* **Entries**

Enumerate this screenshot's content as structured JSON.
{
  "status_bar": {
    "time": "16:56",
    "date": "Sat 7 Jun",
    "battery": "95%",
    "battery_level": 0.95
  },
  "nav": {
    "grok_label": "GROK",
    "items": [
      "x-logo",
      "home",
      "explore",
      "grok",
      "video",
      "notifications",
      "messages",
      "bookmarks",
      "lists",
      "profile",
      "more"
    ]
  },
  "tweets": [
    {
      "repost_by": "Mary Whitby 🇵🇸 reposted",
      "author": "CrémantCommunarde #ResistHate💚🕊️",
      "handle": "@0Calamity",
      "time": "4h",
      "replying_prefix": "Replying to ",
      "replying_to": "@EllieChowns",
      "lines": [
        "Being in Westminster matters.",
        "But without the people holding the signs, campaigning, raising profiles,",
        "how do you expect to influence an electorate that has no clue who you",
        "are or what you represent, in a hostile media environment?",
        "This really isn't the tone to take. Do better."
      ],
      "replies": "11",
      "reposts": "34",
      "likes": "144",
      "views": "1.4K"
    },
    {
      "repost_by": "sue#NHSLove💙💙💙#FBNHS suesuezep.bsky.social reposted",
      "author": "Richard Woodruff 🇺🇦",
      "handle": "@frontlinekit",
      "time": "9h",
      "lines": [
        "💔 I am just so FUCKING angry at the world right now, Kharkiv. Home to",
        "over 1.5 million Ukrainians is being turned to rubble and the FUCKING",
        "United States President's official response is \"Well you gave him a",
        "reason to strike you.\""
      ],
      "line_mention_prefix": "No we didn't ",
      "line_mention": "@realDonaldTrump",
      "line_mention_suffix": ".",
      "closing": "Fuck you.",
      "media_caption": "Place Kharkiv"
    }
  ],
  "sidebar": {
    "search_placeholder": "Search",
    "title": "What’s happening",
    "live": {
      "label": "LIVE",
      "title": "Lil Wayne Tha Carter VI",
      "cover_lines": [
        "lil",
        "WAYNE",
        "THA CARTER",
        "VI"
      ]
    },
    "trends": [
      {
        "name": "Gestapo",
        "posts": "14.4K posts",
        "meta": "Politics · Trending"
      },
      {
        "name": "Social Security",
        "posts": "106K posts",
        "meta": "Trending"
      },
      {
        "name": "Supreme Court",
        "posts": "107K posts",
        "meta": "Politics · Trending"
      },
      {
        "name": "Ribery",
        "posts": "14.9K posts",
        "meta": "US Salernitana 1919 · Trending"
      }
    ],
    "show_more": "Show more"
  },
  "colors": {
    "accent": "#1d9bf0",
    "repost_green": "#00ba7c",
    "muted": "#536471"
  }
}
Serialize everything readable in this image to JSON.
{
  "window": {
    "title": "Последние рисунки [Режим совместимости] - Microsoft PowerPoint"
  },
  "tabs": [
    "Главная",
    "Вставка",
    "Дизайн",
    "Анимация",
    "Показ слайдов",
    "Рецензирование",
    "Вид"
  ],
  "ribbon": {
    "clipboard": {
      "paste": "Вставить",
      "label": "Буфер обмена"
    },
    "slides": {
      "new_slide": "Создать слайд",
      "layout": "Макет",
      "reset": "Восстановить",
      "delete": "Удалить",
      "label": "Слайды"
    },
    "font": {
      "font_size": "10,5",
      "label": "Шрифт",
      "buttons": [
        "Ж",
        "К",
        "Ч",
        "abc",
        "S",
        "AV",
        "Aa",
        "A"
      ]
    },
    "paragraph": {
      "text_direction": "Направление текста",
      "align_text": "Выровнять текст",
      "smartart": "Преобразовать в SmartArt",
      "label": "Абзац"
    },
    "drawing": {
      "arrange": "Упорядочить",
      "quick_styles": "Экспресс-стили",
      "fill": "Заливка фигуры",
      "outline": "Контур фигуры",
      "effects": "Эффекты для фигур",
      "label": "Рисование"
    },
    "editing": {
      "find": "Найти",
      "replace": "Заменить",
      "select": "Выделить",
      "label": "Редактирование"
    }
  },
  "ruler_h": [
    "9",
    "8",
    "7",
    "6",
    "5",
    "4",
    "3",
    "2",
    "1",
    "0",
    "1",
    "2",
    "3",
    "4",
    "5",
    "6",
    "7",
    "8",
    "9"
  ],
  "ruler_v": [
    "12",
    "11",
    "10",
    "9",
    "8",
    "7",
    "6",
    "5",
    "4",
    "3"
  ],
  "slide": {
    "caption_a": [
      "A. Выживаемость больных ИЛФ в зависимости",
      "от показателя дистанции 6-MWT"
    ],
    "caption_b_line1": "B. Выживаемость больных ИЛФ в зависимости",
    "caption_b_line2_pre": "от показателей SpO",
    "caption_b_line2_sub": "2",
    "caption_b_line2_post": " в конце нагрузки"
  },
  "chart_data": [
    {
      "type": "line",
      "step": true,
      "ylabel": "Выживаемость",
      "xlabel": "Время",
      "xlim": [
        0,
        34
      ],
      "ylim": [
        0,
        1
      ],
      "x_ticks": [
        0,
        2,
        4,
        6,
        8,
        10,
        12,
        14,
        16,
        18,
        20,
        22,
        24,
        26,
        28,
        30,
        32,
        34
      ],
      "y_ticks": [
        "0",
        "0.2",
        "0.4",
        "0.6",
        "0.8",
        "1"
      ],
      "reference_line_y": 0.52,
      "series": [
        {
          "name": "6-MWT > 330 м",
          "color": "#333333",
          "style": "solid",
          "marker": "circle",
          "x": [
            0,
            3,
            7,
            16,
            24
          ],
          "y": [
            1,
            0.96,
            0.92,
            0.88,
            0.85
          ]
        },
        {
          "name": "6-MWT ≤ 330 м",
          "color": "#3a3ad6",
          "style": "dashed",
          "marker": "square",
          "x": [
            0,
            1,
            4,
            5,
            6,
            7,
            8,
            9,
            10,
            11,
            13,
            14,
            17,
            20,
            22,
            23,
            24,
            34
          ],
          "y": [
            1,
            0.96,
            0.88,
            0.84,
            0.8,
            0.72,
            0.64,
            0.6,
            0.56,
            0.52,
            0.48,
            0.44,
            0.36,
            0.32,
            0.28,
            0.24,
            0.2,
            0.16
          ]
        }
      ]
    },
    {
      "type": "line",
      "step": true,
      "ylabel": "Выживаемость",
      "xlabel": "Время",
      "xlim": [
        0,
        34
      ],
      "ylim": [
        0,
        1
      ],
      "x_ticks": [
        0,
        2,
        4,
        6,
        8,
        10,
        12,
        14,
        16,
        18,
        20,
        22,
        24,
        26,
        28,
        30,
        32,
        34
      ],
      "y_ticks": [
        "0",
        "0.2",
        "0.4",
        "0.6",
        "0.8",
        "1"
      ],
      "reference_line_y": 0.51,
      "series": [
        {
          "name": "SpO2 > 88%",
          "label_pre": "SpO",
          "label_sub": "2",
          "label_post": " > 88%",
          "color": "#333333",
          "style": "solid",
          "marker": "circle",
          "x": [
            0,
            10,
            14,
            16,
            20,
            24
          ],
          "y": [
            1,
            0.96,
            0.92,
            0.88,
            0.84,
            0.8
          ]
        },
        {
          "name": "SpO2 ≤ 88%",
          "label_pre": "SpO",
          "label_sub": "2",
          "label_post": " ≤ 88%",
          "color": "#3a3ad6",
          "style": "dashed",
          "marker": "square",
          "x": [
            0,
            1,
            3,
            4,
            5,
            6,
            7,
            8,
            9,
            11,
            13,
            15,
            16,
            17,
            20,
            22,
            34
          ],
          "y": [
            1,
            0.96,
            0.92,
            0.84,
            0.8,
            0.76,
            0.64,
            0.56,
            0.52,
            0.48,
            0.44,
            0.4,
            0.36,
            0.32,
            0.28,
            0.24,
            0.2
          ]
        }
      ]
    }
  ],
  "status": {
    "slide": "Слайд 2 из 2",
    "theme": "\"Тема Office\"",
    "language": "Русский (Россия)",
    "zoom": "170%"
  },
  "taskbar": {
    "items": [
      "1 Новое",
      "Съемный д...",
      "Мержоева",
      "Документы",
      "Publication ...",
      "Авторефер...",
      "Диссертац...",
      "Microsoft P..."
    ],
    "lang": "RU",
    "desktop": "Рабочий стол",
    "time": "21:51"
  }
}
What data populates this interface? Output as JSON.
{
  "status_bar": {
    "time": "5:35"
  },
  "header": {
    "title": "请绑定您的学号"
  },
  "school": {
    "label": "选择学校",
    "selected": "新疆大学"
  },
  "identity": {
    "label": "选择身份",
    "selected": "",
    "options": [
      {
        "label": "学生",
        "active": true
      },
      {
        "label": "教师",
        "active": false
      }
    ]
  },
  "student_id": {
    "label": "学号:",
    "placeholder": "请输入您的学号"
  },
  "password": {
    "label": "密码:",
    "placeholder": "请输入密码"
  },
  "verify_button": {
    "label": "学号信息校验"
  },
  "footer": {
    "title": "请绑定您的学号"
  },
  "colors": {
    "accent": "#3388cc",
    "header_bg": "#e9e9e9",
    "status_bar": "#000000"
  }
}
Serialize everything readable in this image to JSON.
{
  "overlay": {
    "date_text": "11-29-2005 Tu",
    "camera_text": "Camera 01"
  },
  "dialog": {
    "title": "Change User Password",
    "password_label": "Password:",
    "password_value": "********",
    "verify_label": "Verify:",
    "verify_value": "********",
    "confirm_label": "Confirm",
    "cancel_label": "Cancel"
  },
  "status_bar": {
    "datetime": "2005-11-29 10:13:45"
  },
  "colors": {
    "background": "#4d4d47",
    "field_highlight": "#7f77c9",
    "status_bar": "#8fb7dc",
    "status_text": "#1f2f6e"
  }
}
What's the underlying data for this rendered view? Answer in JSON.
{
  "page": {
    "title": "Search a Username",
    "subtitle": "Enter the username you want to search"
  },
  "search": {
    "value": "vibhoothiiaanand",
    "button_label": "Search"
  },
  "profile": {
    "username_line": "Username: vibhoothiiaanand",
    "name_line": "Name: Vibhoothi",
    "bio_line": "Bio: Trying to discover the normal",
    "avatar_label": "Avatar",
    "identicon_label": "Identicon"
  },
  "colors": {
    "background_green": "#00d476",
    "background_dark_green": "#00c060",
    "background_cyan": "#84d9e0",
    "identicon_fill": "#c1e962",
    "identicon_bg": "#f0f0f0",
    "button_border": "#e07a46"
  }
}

* **Given exercise**
Find "author". Copy every line it occurs in.

* **Task output**
      "author": "CrémantCommunarde #ResistHate💚🕊️",
      "author": "Richard Woodruff 🇺🇦",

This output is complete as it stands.